◆ **WHAT TO WORK ON**
Below you will find a set of lines. Repeat them all exactly.

◆ **MATERIAL PROVIDED**
---
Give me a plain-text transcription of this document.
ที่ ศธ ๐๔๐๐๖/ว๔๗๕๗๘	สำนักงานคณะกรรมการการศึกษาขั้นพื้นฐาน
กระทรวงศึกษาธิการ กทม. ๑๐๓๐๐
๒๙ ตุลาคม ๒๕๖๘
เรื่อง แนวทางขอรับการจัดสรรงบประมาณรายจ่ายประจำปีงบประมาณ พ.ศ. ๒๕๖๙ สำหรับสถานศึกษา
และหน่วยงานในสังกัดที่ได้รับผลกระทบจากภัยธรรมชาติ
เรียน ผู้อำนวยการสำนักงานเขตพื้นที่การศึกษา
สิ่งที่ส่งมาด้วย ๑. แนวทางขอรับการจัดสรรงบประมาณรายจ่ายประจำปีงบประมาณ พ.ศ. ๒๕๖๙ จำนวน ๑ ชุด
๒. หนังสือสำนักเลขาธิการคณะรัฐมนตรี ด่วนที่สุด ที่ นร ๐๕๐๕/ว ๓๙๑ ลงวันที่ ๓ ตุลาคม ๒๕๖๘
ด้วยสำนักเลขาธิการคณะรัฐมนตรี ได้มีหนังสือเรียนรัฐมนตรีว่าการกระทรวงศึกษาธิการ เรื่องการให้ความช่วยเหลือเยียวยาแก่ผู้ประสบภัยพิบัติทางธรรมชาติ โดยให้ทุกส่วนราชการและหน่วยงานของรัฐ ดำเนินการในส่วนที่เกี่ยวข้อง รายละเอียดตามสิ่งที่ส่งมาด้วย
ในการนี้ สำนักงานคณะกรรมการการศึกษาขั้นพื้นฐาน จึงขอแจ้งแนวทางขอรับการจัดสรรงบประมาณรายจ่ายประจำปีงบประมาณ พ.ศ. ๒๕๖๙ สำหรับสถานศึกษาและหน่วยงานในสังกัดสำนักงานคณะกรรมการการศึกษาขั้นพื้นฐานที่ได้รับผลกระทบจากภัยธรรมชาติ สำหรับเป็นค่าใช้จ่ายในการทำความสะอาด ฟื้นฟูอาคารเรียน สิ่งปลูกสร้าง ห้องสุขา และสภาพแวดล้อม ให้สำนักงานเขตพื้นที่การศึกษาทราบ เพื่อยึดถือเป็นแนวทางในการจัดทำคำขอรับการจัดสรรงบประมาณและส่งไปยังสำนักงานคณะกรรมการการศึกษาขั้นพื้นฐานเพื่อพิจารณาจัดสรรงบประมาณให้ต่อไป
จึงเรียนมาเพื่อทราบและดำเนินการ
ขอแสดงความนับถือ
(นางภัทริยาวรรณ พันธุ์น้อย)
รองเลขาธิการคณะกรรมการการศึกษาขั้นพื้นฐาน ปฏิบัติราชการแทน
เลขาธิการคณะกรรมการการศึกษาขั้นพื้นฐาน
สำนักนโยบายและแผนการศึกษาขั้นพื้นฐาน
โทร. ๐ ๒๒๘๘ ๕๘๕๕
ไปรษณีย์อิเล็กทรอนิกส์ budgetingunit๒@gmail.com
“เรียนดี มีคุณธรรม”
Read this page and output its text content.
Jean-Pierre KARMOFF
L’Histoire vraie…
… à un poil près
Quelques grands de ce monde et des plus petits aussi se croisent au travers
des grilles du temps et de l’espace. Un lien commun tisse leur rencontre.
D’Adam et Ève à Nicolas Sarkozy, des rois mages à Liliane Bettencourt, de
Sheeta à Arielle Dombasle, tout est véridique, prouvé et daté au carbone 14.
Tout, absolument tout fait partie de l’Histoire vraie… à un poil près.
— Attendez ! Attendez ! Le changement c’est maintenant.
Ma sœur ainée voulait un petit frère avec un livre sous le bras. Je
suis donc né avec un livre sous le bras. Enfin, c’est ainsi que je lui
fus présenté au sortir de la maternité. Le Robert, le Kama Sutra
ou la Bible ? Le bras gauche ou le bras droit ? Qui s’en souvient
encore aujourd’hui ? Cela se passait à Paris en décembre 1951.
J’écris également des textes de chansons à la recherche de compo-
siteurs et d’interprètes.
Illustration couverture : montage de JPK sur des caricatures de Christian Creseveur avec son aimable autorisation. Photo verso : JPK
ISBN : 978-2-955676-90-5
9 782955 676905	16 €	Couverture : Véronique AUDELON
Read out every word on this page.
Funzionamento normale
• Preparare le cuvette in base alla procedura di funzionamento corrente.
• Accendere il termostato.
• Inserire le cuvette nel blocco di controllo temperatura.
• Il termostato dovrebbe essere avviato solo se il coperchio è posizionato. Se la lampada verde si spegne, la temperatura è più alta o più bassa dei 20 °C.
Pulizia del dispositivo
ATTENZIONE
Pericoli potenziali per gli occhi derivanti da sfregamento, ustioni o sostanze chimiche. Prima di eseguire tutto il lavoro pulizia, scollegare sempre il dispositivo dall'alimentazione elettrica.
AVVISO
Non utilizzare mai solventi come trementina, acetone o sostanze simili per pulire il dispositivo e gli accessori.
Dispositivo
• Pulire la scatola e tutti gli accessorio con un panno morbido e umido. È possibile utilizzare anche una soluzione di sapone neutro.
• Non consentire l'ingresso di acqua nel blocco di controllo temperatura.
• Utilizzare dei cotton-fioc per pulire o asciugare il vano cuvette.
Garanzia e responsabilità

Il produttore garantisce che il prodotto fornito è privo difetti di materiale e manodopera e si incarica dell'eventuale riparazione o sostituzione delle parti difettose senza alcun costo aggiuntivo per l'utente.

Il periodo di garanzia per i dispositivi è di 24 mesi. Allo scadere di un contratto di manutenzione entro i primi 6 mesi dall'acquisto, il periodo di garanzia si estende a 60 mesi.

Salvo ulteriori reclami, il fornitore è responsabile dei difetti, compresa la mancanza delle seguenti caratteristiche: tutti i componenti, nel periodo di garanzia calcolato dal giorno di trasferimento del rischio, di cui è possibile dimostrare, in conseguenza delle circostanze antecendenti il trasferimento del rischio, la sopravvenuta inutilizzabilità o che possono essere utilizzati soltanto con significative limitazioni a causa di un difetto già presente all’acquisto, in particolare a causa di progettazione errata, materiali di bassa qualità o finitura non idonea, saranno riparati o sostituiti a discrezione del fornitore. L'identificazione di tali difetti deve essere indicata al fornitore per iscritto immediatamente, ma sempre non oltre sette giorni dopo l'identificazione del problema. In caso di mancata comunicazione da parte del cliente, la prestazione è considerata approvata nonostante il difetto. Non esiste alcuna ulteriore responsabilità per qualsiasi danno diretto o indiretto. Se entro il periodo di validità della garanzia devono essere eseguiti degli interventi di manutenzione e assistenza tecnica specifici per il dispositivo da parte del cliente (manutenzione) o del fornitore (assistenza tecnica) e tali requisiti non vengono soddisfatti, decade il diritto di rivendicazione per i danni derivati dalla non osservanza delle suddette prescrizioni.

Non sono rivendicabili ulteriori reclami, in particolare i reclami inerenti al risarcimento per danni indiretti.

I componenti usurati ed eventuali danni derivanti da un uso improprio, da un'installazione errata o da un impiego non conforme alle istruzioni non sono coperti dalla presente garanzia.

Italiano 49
---
◆ **EXERCISE OUTPUT**
Give me a plain-text transcription of this document.
ที่ ศธ ๐๔๐๐๖/ว๔๗๕๗๘	สำนักงานคณะกรรมการการศึกษาขั้นพื้นฐาน
กระทรวงศึกษาธิการ กทม. ๑๐๓๐๐
๒๙ ตุลาคม ๒๕๖๘
เรื่อง แนวทางขอรับการจัดสรรงบประมาณรายจ่ายประจำปีงบประมาณ พ.ศ. ๒๕๖๙ สำหรับสถานศึกษา
และหน่วยงานในสังกัดที่ได้รับผลกระทบจากภัยธรรมชาติ
เรียน ผู้อำนวยการสำนักงานเขตพื้นที่การศึกษา
สิ่งที่ส่งมาด้วย ๑. แนวทางขอรับการจัดสรรงบประมาณรายจ่ายประจำปีงบประมาณ พ.ศ. ๒๕๖๙ จำนวน ๑ ชุด
๒. หนังสือสำนักเลขาธิการคณะรัฐมนตรี ด่วนที่สุด ที่ นร ๐๕๐๕/ว ๓๙๑ ลงวันที่ ๓ ตุลาคม ๒๕๖๘
ด้วยสำนักเลขาธิการคณะรัฐมนตรี ได้มีหนังสือเรียนรัฐมนตรีว่าการกระทรวงศึกษาธิการ เรื่องการให้ความช่วยเหลือเยียวยาแก่ผู้ประสบภัยพิบัติทางธรรมชาติ โดยให้ทุกส่วนราชการและหน่วยงานของรัฐ ดำเนินการในส่วนที่เกี่ยวข้อง รายละเอียดตามสิ่งที่ส่งมาด้วย
ในการนี้ สำนักงานคณะกรรมการการศึกษาขั้นพื้นฐาน จึงขอแจ้งแนวทางขอรับการจัดสรรงบประมาณรายจ่ายประจำปีงบประมาณ พ.ศ. ๒๕๖๙ สำหรับสถานศึกษาและหน่วยงานในสังกัดสำนักงานคณะกรรมการการศึกษาขั้นพื้นฐานที่ได้รับผลกระทบจากภัยธรรมชาติ สำหรับเป็นค่าใช้จ่ายในการทำความสะอาด ฟื้นฟูอาคารเรียน สิ่งปลูกสร้าง ห้องสุขา และสภาพแวดล้อม ให้สำนักงานเขตพื้นที่การศึกษาทราบ เพื่อยึดถือเป็นแนวทางในการจัดทำคำขอรับการจัดสรรงบประมาณและส่งไปยังสำนักงานคณะกรรมการการศึกษาขั้นพื้นฐานเพื่อพิจารณาจัดสรรงบประมาณให้ต่อไป
จึงเรียนมาเพื่อทราบและดำเนินการ
ขอแสดงความนับถือ
(นางภัทริยาวรรณ พันธุ์น้อย)
รองเลขาธิการคณะกรรมการการศึกษาขั้นพื้นฐาน ปฏิบัติราชการแทน
เลขาธิการคณะกรรมการการศึกษาขั้นพื้นฐาน
สำนักนโยบายและแผนการศึกษาขั้นพื้นฐาน
โทร. ๐ ๒๒๘๘ ๕๘๕๕
ไปรษณีย์อิเล็กทรอนิกส์ budgetingunit๒@gmail.com
“เรียนดี มีคุณธรรม”
Read this page and output its text content.
Jean-Pierre KARMOFF
L’Histoire vraie…
… à un poil près
Quelques grands de ce monde et des plus petits aussi se croisent au travers
des grilles du temps et de l’espace. Un lien commun tisse leur rencontre.
D’Adam et Ève à Nicolas Sarkozy, des rois mages à Liliane Bettencourt, de
Sheeta à Arielle Dombasle, tout est véridique, prouvé et daté au carbone 14.
Tout, absolument tout fait partie de l’Histoire vraie… à un poil près.
— Attendez ! Attendez ! Le changement c’est maintenant.
Ma sœur ainée voulait un petit frère avec un livre sous le bras. Je
suis donc né avec un livre sous le bras. Enfin, c’est ainsi que je lui
fus présenté au sortir de la maternité. Le Robert, le Kama Sutra
ou la Bible ? Le bras gauche ou le bras droit ? Qui s’en souvient
encore aujourd’hui ? Cela se passait à Paris en décembre 1951.
J’écris également des textes de chansons à la recherche de compo-
siteurs et d’interprètes.
Illustration couverture : montage de JPK sur des caricatures de Christian Creseveur avec son aimable autorisation. Photo verso : JPK
ISBN : 978-2-955676-90-5
9 782955 676905	16 €	Couverture : Véronique AUDELON
Read out every word on this page.
Funzionamento normale
• Preparare le cuvette in base alla procedura di funzionamento corrente.
• Accendere il termostato.
• Inserire le cuvette nel blocco di controllo temperatura.
• Il termostato dovrebbe essere avviato solo se il coperchio è posizionato. Se la lampada verde si spegne, la temperatura è più alta o più bassa dei 20 °C.
Pulizia del dispositivo
ATTENZIONE
Pericoli potenziali per gli occhi derivanti da sfregamento, ustioni o sostanze chimiche. Prima di eseguire tutto il lavoro pulizia, scollegare sempre il dispositivo dall'alimentazione elettrica.
AVVISO
Non utilizzare mai solventi come trementina, acetone o sostanze simili per pulire il dispositivo e gli accessori.
Dispositivo
• Pulire la scatola e tutti gli accessorio con un panno morbido e umido. È possibile utilizzare anche una soluzione di sapone neutro.
• Non consentire l'ingresso di acqua nel blocco di controllo temperatura.
• Utilizzare dei cotton-fioc per pulire o asciugare il vano cuvette.
Garanzia e responsabilità

Il produttore garantisce che il prodotto fornito è privo difetti di materiale e manodopera e si incarica dell'eventuale riparazione o sostituzione delle parti difettose senza alcun costo aggiuntivo per l'utente.

Il periodo di garanzia per i dispositivi è di 24 mesi. Allo scadere di un contratto di manutenzione entro i primi 6 mesi dall'acquisto, il periodo di garanzia si estende a 60 mesi.

Salvo ulteriori reclami, il fornitore è responsabile dei difetti, compresa la mancanza delle seguenti caratteristiche: tutti i componenti, nel periodo di garanzia calcolato dal giorno di trasferimento del rischio, di cui è possibile dimostrare, in conseguenza delle circostanze antecendenti il trasferimento del rischio, la sopravvenuta inutilizzabilità o che possono essere utilizzati soltanto con significative limitazioni a causa di un difetto già presente all’acquisto, in particolare a causa di progettazione errata, materiali di bassa qualità o finitura non idonea, saranno riparati o sostituiti a discrezione del fornitore. L'identificazione di tali difetti deve essere indicata al fornitore per iscritto immediatamente, ma sempre non oltre sette giorni dopo l'identificazione del problema. In caso di mancata comunicazione da parte del cliente, la prestazione è considerata approvata nonostante il difetto. Non esiste alcuna ulteriore responsabilità per qualsiasi danno diretto o indiretto. Se entro il periodo di validità della garanzia devono essere eseguiti degli interventi di manutenzione e assistenza tecnica specifici per il dispositivo da parte del cliente (manutenzione) o del fornitore (assistenza tecnica) e tali requisiti non vengono soddisfatti, decade il diritto di rivendicazione per i danni derivati dalla non osservanza delle suddette prescrizioni.

Non sono rivendicabili ulteriori reclami, in particolare i reclami inerenti al risarcimento per danni indiretti.

I componenti usurati ed eventuali danni derivanti da un uso improprio, da un'installazione errata o da un impiego non conforme alle istruzioni non sono coperti dalla presente garanzia.

Italiano 49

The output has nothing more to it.